- [What the task requires]: Exclude the pictures and retype the entries as written.

- [Supplied information]:
^^^^^^^^
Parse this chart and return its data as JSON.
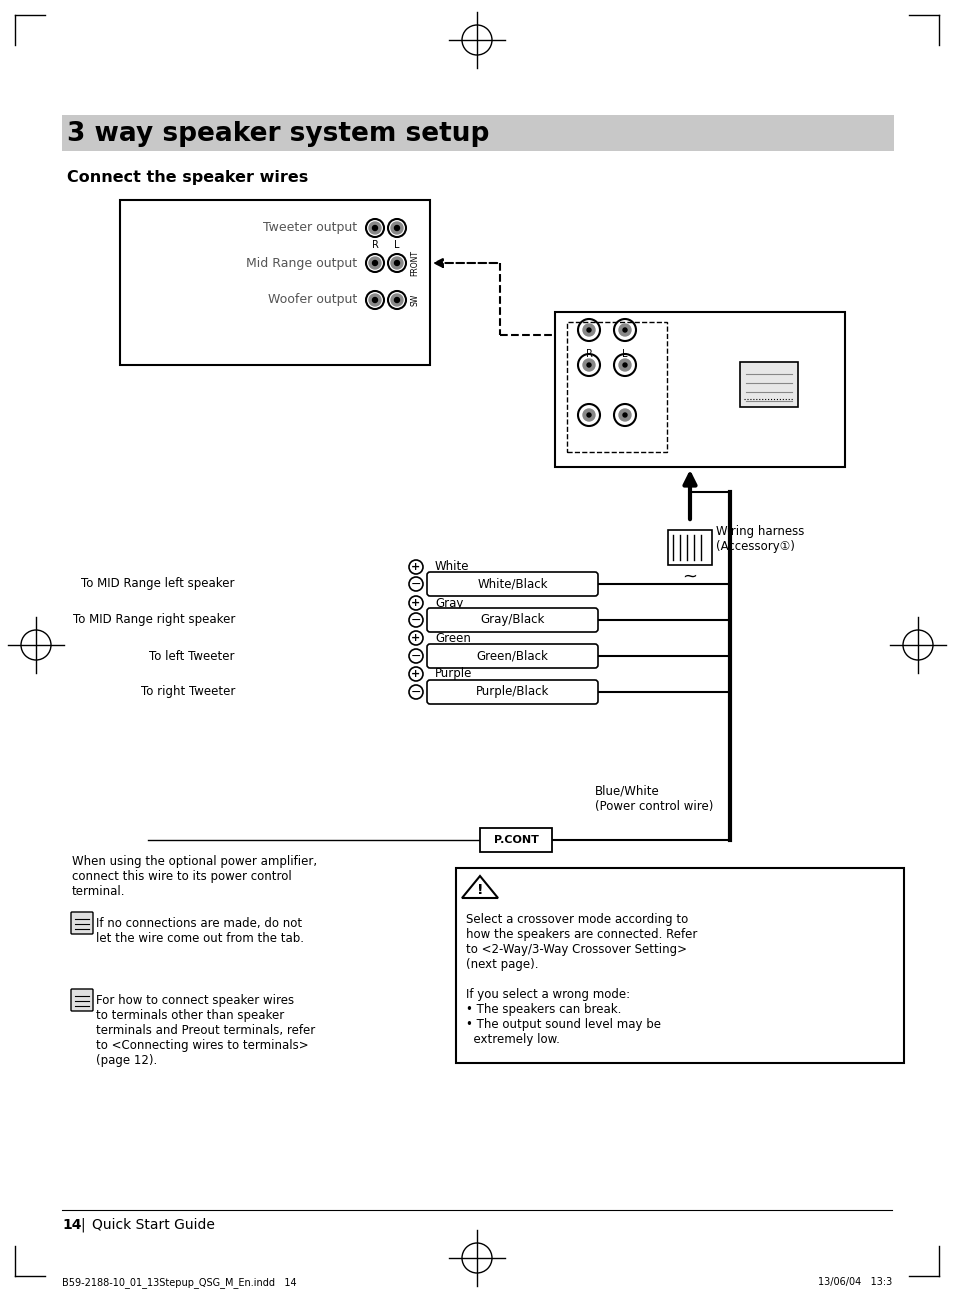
{
  "title": "3 way speaker system setup",
  "subtitle": "Connect the speaker wires",
  "bg_color": "#ffffff",
  "title_bar_color": "#c8c8c8",
  "page_footer": "14  |  Quick Start Guide",
  "file_footer": "B59-2188-10_01_13Stepup_QSG_M_En.indd   14",
  "date_footer": "13/06/04   13:3",
  "output_labels": [
    "Tweeter output",
    "Mid Range output",
    "Woofer output"
  ],
  "wire_labels": [
    {
      "name": "White",
      "type": "plus"
    },
    {
      "name": "White/Black",
      "type": "minus"
    },
    {
      "name": "Gray",
      "type": "plus"
    },
    {
      "name": "Gray/Black",
      "type": "minus"
    },
    {
      "name": "Green",
      "type": "plus"
    },
    {
      "name": "Green/Black",
      "type": "minus"
    },
    {
      "name": "Purple",
      "type": "plus"
    },
    {
      "name": "Purple/Black",
      "type": "minus"
    }
  ],
  "speaker_labels": [
    {
      "text": "To MID Range left speaker",
      "wire_row": 1
    },
    {
      "text": "To MID Range right speaker",
      "wire_row": 3
    },
    {
      "text": "To left Tweeter",
      "wire_row": 5
    },
    {
      "text": "To right Tweeter",
      "wire_row": 7
    }
  ],
  "wiring_harness_label": "Wiring harness\n(Accessory①)",
  "blue_white_label": "Blue/White\n(Power control wire)",
  "pcont_label": "P.CONT",
  "note1_main": "When using the optional power amplifier,\nconnect this wire to its power control\nterminal.",
  "note1_sub": "If no connections are made, do not\nlet the wire come out from the tab.",
  "warning_text": "Select a crossover mode according to\nhow the speakers are connected. Refer\nto <2-Way/3-Way Crossover Setting>\n(next page).\n\nIf you select a wrong mode:\n• The speakers can break.\n• The output sound level may be\n  extremely low.",
  "note2_main": "For how to connect speaker wires\nto terminals other than speaker\nterminals and Preout terminals, refer\nto <Connecting wires to terminals>\n(page 12)."
}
^^^^^^^^
- [Output below]:
Parse this chart and return its data as JSON.
{
  "title": "3 way speaker system setup",
  "subtitle": "Connect the speaker wires",
  "bg_color": "#ffffff",
  "title_bar_color": "#c8c8c8",
  "page_footer": "14  |  Quick Start Guide",
  "file_footer": "B59-2188-10_01_13Stepup_QSG_M_En.indd   14",
  "date_footer": "13/06/04   13:3",
  "output_labels": [
    "Tweeter output",
    "Mid Range output",
    "Woofer output"
  ],
  "wire_labels": [
    {
      "name": "White",
      "type": "plus"
    },
    {
      "name": "White/Black",
      "type": "minus"
    },
    {
      "name": "Gray",
      "type": "plus"
    },
    {
      "name": "Gray/Black",
      "type": "minus"
    },
    {
      "name": "Green",
      "type": "plus"
    },
    {
      "name": "Green/Black",
      "type": "minus"
    },
    {
      "name": "Purple",
      "type": "plus"
    },
    {
      "name": "Purple/Black",
      "type": "minus"
    }
  ],
  "speaker_labels": [
    {
      "text": "To MID Range left speaker",
      "wire_row": 1
    },
    {
      "text": "To MID Range right speaker",
      "wire_row": 3
    },
    {
      "text": "To left Tweeter",
      "wire_row": 5
    },
    {
      "text": "To right Tweeter",
      "wire_row": 7
    }
  ],
  "wiring_harness_label": "Wiring harness\n(Accessory①)",
  "blue_white_label": "Blue/White\n(Power control wire)",
  "pcont_label": "P.CONT",
  "note1_main": "When using the optional power amplifier,\nconnect this wire to its power control\nterminal.",
  "note1_sub": "If no connections are made, do not\nlet the wire come out from the tab.",
  "warning_text": "Select a crossover mode according to\nhow the speakers are connected. Refer\nto <2-Way/3-Way Crossover Setting>\n(next page).\n\nIf you select a wrong mode:\n• The speakers can break.\n• The output sound level may be\n  extremely low.",
  "note2_main": "For how to connect speaker wires\nto terminals other than speaker\nterminals and Preout terminals, refer\nto <Connecting wires to terminals>\n(page 12)."
}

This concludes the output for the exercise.